Single out each line with the word "Cart" and copy it.

● Collected data:
▬▬▬

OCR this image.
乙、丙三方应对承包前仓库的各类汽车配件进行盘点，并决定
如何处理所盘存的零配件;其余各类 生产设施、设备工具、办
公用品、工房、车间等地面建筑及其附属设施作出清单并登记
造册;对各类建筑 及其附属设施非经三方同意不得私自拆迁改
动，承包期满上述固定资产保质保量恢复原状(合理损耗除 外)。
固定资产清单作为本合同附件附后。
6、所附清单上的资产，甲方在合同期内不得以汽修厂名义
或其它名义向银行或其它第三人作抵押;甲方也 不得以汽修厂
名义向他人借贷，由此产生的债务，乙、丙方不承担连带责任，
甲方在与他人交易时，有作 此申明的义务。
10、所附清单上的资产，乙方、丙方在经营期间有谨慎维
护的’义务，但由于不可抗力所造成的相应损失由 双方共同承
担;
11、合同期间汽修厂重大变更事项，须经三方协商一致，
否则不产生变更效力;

▬▬▬

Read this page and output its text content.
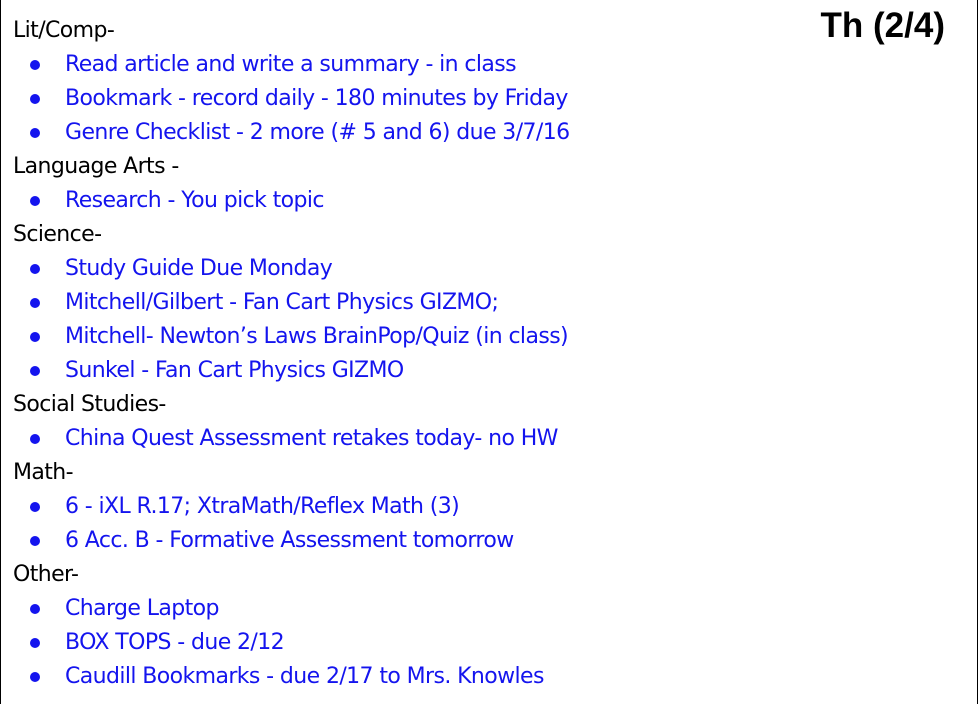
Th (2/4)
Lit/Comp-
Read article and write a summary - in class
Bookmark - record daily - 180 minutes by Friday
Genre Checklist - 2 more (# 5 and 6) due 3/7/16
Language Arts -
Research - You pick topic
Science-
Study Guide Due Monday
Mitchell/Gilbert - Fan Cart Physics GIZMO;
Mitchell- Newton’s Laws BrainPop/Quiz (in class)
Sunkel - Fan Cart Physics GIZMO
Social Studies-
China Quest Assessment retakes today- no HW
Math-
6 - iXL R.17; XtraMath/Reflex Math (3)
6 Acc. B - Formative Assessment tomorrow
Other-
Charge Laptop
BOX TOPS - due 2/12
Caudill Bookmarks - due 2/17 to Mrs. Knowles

▬▬▬

● RIGHT ANSWER:
Mitchell/Gilbert - Fan Cart Physics GIZMO;
Sunkel - Fan Cart Physics GIZMO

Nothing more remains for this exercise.